= PROBLEM DESCRIPTION =
Go over the entries below line by line, copying each one that contains the word "Agent".

Dataset excerpt
----

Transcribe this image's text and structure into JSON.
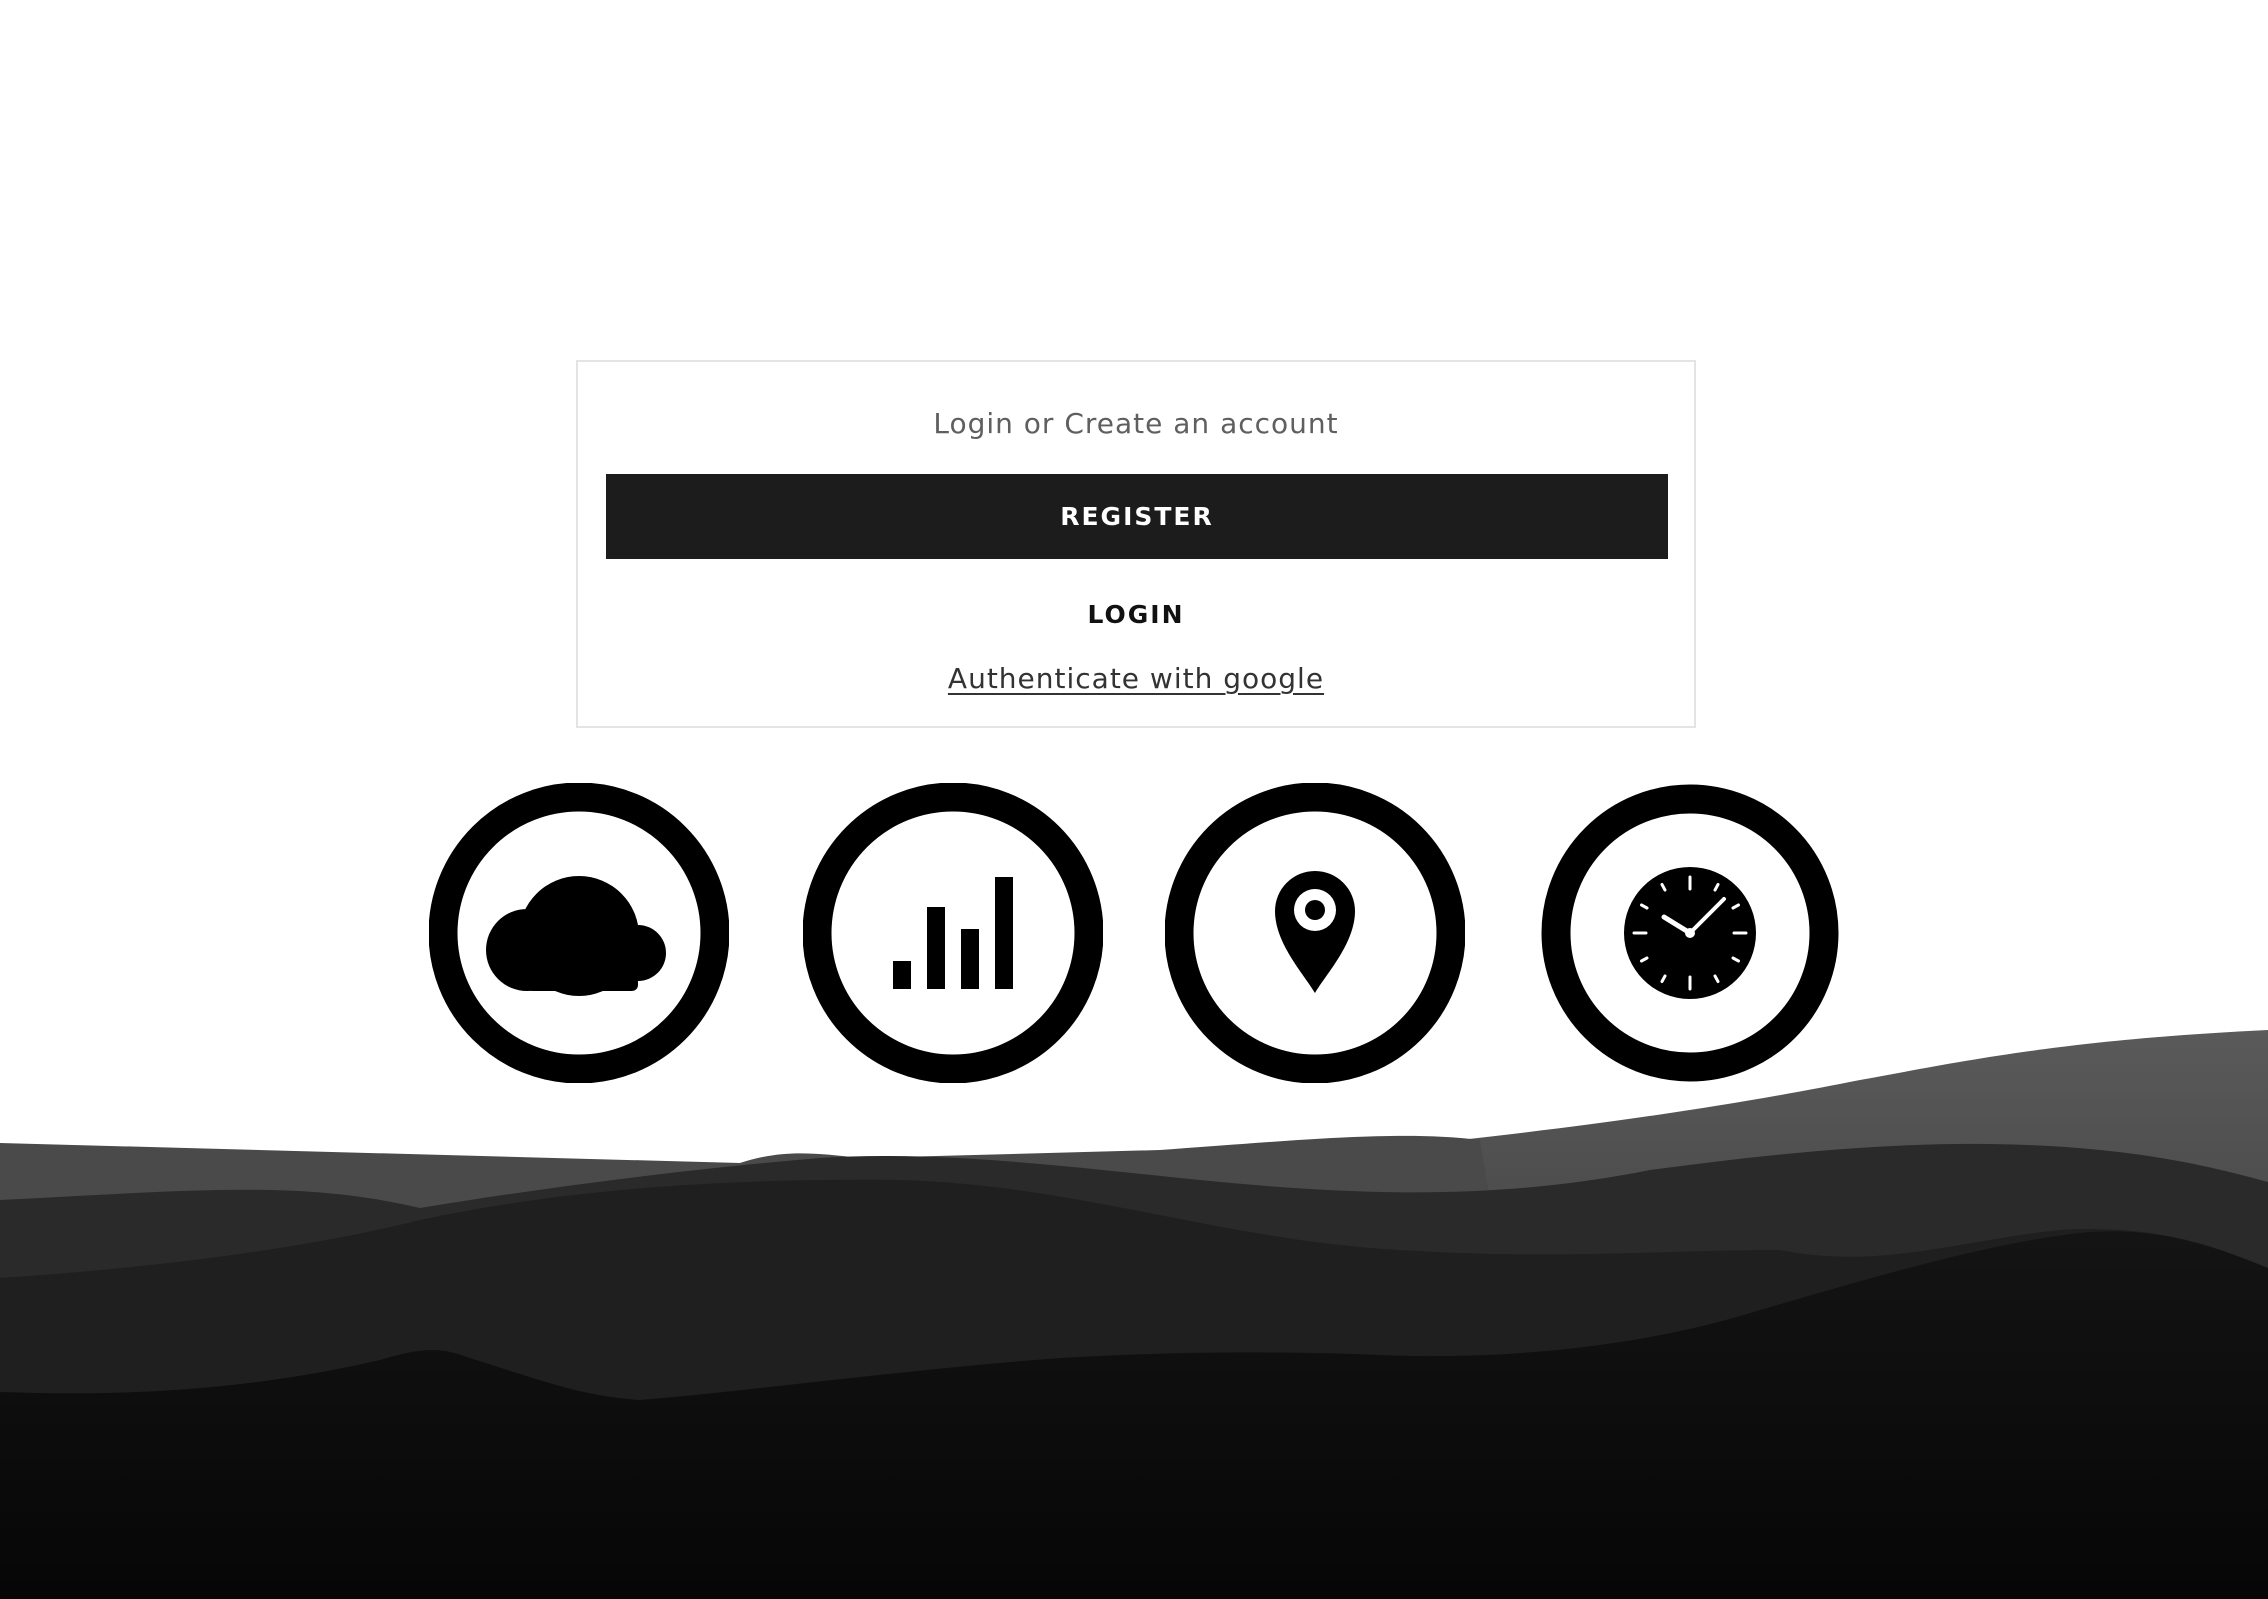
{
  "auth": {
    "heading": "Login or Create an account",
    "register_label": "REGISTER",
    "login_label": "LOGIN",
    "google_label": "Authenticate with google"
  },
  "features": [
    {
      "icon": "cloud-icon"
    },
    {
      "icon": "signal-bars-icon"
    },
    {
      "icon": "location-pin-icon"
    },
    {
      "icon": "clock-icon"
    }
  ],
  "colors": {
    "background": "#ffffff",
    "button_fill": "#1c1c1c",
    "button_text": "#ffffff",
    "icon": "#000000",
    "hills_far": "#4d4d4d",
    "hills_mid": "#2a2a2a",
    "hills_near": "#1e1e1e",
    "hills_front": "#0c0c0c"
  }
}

----

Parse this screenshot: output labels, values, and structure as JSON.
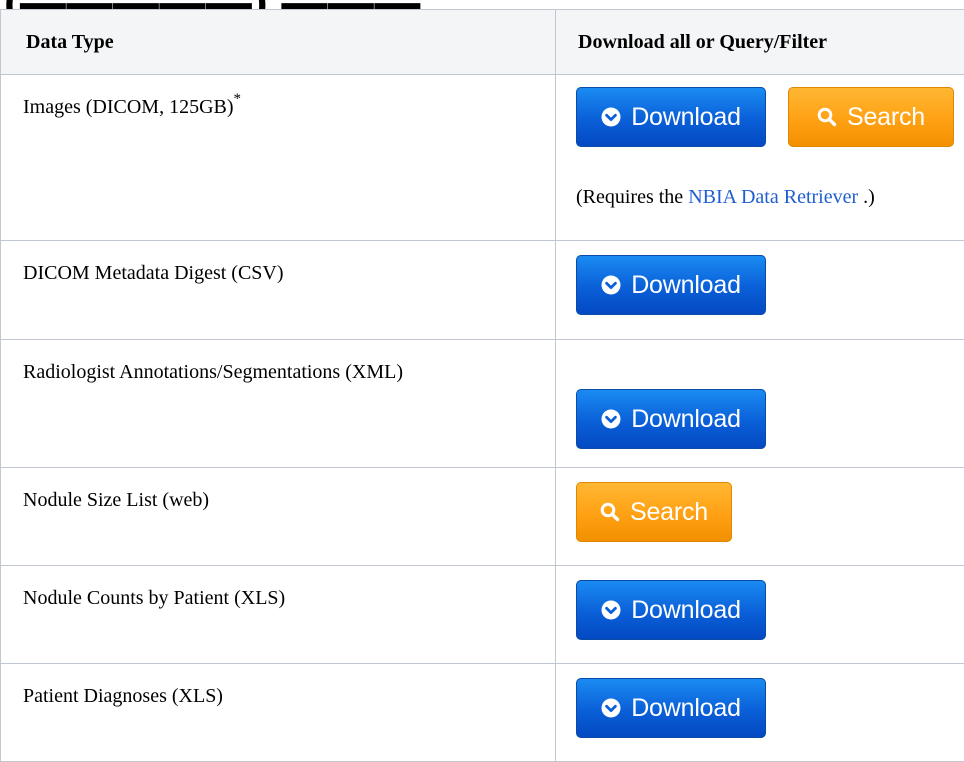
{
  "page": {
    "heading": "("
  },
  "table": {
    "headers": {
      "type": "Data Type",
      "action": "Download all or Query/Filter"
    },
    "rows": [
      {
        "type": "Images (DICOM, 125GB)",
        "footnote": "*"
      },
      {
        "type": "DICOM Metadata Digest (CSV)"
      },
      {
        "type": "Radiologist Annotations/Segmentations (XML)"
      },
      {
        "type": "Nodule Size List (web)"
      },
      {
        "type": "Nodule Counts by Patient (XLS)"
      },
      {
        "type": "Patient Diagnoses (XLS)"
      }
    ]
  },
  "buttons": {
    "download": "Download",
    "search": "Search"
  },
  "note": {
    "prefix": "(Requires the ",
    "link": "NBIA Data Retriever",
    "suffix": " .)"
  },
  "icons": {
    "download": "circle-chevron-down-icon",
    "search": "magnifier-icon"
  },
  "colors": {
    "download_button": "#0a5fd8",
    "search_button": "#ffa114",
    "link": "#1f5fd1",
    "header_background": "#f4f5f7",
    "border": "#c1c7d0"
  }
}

----

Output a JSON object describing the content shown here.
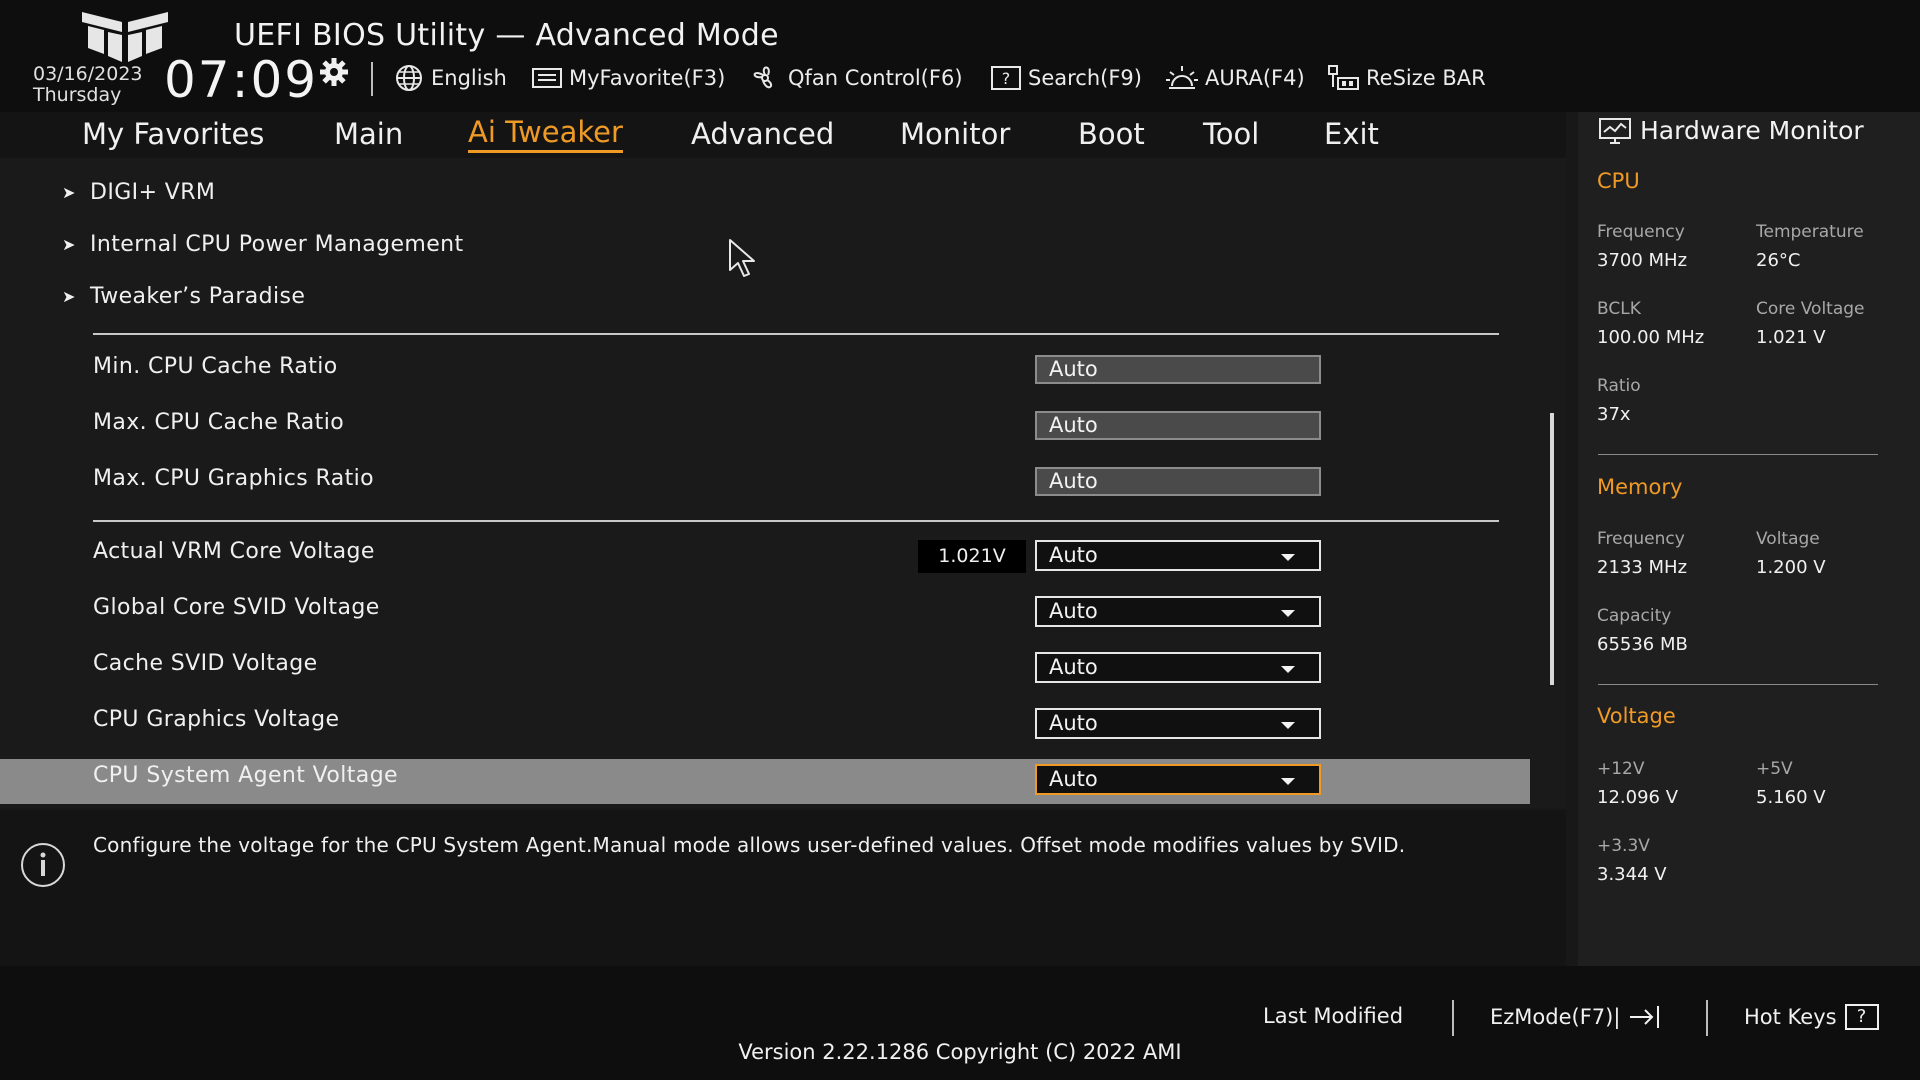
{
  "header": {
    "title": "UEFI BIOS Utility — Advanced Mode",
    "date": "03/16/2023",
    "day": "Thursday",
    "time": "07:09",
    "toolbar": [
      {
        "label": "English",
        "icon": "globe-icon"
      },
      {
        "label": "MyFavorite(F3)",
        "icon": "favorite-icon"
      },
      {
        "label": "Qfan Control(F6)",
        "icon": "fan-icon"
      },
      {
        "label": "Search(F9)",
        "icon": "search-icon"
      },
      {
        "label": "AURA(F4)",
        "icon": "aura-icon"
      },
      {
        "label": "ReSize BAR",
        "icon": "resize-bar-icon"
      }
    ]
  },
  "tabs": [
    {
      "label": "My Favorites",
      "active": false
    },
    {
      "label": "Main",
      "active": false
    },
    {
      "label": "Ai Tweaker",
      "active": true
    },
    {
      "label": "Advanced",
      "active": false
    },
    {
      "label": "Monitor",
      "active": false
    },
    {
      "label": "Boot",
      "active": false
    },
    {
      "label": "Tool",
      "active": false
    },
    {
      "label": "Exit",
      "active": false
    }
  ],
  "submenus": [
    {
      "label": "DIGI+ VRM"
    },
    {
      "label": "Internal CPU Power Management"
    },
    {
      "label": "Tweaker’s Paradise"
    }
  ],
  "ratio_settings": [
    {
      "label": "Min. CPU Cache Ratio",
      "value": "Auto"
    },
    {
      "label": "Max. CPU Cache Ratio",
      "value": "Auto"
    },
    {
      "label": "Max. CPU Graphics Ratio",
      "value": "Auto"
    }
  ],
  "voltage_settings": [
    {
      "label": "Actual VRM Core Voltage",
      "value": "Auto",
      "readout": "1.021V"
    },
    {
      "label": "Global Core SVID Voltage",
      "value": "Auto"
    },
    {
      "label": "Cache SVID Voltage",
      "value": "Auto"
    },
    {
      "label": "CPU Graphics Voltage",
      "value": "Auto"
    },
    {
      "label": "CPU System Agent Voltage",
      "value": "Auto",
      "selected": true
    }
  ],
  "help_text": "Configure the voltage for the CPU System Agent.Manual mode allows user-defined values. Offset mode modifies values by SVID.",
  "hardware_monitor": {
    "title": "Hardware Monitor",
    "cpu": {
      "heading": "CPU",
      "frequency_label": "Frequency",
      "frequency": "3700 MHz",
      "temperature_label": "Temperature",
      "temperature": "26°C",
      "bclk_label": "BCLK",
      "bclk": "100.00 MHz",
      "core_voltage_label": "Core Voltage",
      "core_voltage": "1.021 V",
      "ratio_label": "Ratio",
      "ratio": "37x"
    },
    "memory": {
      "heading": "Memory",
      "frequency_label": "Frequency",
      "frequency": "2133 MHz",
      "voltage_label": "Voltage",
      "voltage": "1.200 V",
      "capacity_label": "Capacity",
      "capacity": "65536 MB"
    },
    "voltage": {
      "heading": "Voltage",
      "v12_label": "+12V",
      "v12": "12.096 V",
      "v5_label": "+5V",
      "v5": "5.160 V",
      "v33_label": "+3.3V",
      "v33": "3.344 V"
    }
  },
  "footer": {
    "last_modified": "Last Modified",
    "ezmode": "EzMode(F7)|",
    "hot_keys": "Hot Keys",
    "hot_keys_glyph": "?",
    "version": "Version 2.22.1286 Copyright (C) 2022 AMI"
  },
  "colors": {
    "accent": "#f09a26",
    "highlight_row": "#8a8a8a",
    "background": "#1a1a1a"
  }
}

----

= ANSWER TO THE TASK =
      "label": "CPU System Agent Voltage",
  "help_text": "Configure the voltage for the CPU System Agent.Manual mode allows user-defined values. Offset mode modifies values by SVID.",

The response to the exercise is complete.